▶ Work instructions: Please restate the passage on autonomous driving from "Thanks to a" to "true driverless future.", swapping "Wi-Fi" for "Bluetooth".

▶ Passage:
**********

EPFL researchers have developed an algorithm for automated vehicles to operate in traffic alongside manually-driven vehicles. This is a key step in the shift towards autonomous driving expected to be achieved by 2030.
One thing is certain: one day our cars will drive themselves. But how will we make the transition from a handful of autonomous and connected cars today to a true smart system offering enhanced safety, comfort and seamless and robust operation, in just 15 years’ time? Researchers who worked on the European AutoNet2030 project believe it can be achieved by combining driving assistance technologies and inter-vehicle communications. They have recently shown that it is possible for vehicles with or without drivers to operate in high-speed, multi-lane traffic autonomously under real-life conditions. This is a key step in the ongoing shift towards autonomous driving. EPFL’s contribution to this project came in the form of a cooperative maneuvering control algorithm.
Thanks to a communication protocol based on Wi-Fi, vehicles can now share information among each other. This, combined with an array of driving-assistance devices – GPS, lasers, video cameras and other sensors – gives vehicles the ability to drive completely on their own. That said, it will be another 15 years before most vehicles are equipped with these devices, heralding a true driverless future.
Cooperation and autonomy
In the next few years, how will these cutting-edge vehicles rolling off the assembly lines fit into the traffic system alongside legacy vehicles? One option under study is to have automated vehicles travel in convoys. For example, a manually-driven truck could lead a platoon of autonomous tractor trailers moving at a constant speed and at an equal distance from each other. This approach has been successfully tested over hundreds of kilometers in Australia. The only problem is that this type of convoy behaves as a discrete block which, above a given number of vehicles, becomes increasingly difficult to manage.

**********

▶ Entries provided:
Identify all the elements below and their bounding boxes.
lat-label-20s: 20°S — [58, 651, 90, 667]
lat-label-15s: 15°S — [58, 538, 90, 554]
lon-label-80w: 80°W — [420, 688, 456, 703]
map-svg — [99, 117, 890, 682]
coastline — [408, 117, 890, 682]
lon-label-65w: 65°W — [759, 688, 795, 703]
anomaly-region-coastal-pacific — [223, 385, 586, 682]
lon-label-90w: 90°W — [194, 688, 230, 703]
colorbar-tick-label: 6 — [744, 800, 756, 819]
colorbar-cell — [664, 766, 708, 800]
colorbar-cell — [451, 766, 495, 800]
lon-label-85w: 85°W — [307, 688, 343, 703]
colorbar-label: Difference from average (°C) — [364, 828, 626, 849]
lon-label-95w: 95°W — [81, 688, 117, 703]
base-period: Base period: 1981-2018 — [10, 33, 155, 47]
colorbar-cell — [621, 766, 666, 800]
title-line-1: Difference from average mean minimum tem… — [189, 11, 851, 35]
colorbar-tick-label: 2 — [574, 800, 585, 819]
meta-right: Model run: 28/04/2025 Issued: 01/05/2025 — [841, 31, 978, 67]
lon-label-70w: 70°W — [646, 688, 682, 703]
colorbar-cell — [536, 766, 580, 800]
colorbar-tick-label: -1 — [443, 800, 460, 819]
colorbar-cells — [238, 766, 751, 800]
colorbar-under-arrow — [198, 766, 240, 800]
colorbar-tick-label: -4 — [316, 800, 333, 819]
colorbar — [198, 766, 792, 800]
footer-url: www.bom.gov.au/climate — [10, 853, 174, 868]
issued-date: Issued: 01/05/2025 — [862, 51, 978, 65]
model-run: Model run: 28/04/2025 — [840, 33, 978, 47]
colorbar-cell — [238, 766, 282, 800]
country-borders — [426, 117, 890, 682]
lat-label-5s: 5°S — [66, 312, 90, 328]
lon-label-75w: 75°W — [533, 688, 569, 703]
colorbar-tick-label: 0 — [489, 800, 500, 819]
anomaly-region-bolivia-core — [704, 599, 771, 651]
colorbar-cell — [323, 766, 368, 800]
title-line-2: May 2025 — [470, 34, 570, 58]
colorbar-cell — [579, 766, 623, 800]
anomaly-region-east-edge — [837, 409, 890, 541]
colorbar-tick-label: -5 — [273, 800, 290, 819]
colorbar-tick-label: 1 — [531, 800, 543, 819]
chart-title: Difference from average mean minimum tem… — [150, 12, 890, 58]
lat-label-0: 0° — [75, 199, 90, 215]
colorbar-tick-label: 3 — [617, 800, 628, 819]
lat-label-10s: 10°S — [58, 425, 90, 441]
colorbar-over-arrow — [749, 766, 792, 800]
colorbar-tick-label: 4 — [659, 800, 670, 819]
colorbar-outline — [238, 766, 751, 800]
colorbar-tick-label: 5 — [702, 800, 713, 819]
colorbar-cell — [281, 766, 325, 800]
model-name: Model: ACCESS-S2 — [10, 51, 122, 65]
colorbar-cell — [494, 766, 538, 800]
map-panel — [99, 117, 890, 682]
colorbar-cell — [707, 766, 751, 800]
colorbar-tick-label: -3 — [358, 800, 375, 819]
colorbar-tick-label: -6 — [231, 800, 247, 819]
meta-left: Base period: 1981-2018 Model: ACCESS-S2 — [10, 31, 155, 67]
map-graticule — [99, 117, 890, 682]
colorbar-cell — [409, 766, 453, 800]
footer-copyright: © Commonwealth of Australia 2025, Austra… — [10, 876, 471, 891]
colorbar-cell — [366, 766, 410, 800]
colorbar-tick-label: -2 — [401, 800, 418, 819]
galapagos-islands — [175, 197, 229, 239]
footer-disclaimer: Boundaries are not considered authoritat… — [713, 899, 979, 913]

**********

▶ Task answer:
Thanks to a communication protocol based on Bluetooth, vehicles can now share information among each other. This, combined with an array of driving-assistance devices – GPS, lasers, video cameras and other sensors – gives vehicles the ability to drive completely on their own. That said, it will be another 15 years before most vehicles are equipped with these devices, heralding a true driverless future.